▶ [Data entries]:
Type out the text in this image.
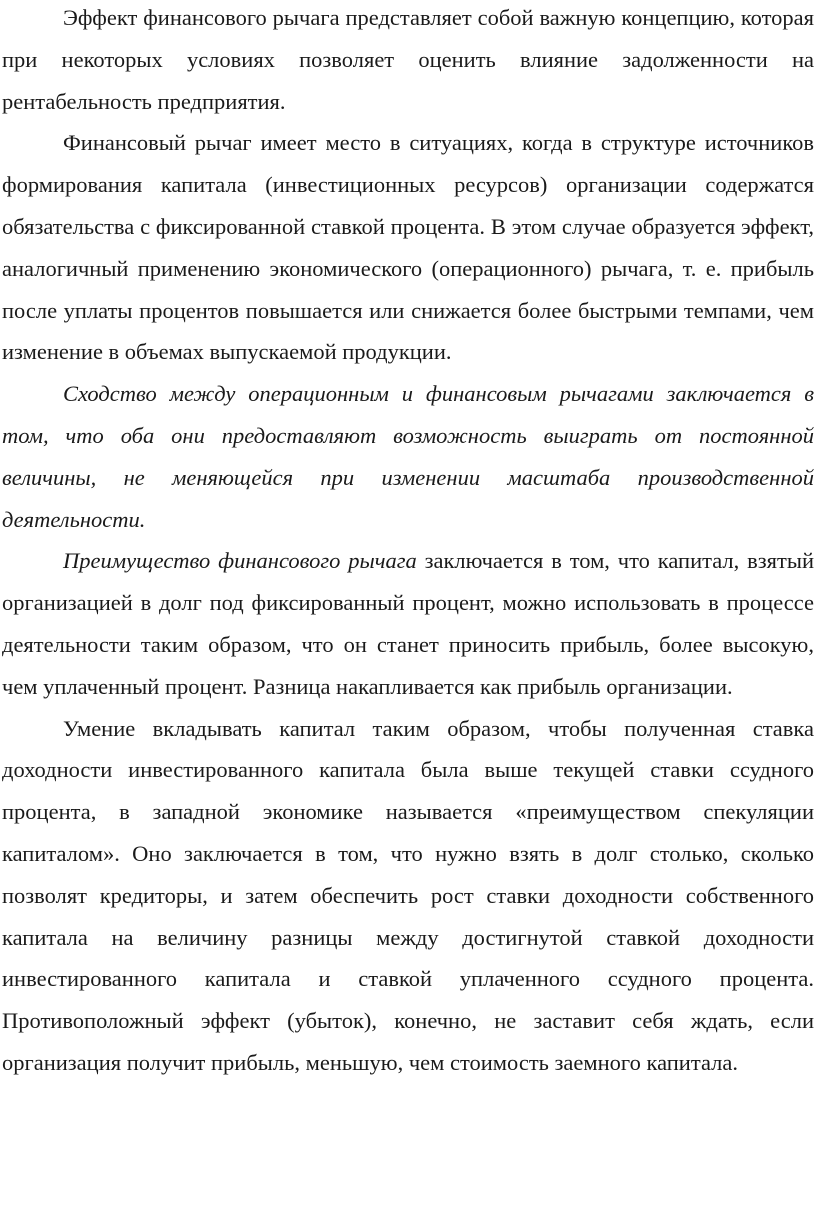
Эффект финансового рычага представляет собой важную концепцию, которая при некоторых условиях позволяет оценить влияние задолженности на рентабельность предприятия.

Финансовый рычаг имеет место в ситуациях, когда в структуре источников формирования капитала (инвестиционных ресурсов) организации содержатся обязательства с фиксированной ставкой процента. В этом случае образуется эффект, аналогичный применению экономического (операционного) рычага, т. е. прибыль после уплаты процентов повышается или снижается более быстрыми темпами, чем изменение в объемах выпускаемой продукции.

Сходство между операционным и финансовым рычагами заключается в том, что оба они предоставляют возможность выиграть от постоянной величины, не меняющейся при изменении масштаба производственной деятельности.

Преимущество финансового рычага заключается в том, что капитал, взятый организацией в долг под фиксированный процент, можно использовать в процессе деятельности таким образом, что он станет приносить прибыль, более высокую, чем уплаченный процент. Разница накапливается как прибыль организации.

Умение вкладывать капитал таким образом, чтобы полученная ставка доходности инвестированного капитала была выше текущей ставки ссудного процента, в западной экономике называется «преимуществом спекуляции капиталом». Оно заключается в том, что нужно взять в долг столько, сколько позволят кредиторы, и затем обеспечить рост ставки доходности собственного капитала на величину разницы между достигнутой ставкой доходности инвестированного капитала и ставкой уплаченного ссудного процента. Противоположный эффект (убыток), конечно, не заставит себя ждать, если организация получит прибыль, меньшую, чем стоимость заемного капитала.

▶ [YOUR TASK]:
Copy the records exactly as they appear, excluding images.

▶ [EXERCISE SOLUTION]:
Type out the text in this image.
Эффект финансового рычага представляет собой важную концепцию, которая при некоторых условиях позволяет оценить влияние задолженности на рентабельность предприятия.

Финансовый рычаг имеет место в ситуациях, когда в структуре источников формирования капитала (инвестиционных ресурсов) организации содержатся обязательства с фиксированной ставкой процента. В этом случае образуется эффект, аналогичный применению экономического (операционного) рычага, т. е. прибыль после уплаты процентов повышается или снижается более быстрыми темпами, чем изменение в объемах выпускаемой продукции.

Сходство между операционным и финансовым рычагами заключается в том, что оба они предоставляют возможность выиграть от постоянной величины, не меняющейся при изменении масштаба производственной деятельности.

Преимущество финансового рычага заключается в том, что капитал, взятый организацией в долг под фиксированный процент, можно использовать в процессе деятельности таким образом, что он станет приносить прибыль, более высокую, чем уплаченный процент. Разница накапливается как прибыль организации.

Умение вкладывать капитал таким образом, чтобы полученная ставка доходности инвестированного капитала была выше текущей ставки ссудного процента, в западной экономике называется «преимуществом спекуляции капиталом». Оно заключается в том, что нужно взять в долг столько, сколько позволят кредиторы, и затем обеспечить рост ставки доходности собственного капитала на величину разницы между достигнутой ставкой доходности инвестированного капитала и ставкой уплаченного ссудного процента. Противоположный эффект (убыток), конечно, не заставит себя ждать, если организация получит прибыль, меньшую, чем стоимость заемного капитала.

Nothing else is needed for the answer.